Start of AVAILABLE RECORDS

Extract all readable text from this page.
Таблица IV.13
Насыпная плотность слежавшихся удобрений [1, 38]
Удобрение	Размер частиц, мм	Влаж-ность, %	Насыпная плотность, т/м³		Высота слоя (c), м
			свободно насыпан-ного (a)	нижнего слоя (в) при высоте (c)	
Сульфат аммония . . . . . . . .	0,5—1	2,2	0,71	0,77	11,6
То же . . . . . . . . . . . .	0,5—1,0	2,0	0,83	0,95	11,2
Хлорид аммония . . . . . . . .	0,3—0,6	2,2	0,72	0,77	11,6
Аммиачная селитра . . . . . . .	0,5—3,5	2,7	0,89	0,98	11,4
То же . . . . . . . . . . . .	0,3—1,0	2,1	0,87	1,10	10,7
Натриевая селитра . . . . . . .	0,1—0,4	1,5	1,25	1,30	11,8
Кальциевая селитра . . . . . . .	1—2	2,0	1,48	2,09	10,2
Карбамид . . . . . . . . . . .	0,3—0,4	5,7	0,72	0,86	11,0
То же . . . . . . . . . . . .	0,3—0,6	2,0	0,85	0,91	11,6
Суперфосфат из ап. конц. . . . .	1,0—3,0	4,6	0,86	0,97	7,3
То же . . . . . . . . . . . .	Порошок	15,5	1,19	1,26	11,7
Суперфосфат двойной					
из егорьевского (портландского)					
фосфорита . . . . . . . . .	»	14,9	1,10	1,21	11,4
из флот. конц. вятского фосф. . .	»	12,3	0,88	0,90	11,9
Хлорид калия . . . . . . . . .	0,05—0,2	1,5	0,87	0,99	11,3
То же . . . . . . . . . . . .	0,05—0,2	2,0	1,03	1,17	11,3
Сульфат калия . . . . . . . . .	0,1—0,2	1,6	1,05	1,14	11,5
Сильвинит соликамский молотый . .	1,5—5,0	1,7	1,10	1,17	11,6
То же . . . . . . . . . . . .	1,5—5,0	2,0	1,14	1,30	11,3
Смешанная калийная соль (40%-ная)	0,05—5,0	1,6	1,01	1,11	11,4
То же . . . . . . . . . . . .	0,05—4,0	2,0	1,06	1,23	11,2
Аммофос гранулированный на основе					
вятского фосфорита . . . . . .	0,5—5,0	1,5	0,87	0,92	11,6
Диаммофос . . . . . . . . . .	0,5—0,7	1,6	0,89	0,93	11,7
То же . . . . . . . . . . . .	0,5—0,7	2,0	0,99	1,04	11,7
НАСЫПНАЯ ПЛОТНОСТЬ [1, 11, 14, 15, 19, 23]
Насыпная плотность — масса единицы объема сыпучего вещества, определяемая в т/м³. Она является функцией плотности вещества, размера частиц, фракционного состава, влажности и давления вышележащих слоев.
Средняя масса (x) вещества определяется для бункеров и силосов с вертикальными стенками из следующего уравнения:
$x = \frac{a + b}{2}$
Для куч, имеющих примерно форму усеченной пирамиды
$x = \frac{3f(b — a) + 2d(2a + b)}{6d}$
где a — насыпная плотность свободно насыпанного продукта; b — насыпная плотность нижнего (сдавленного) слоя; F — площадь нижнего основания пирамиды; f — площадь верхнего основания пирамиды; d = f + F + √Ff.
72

End of AVAILABLE RECORDS

Locate the lines above that hold the word "Сульфат". Show every one of them.

*WRITTEN RESPONSE:*
Сульфат аммония . . . . . . . .	0,5—1	2,2	0,71	0,77	11,6
Сульфат калия . . . . . . . . .	0,1—0,2	1,6	1,05	1,14	11,5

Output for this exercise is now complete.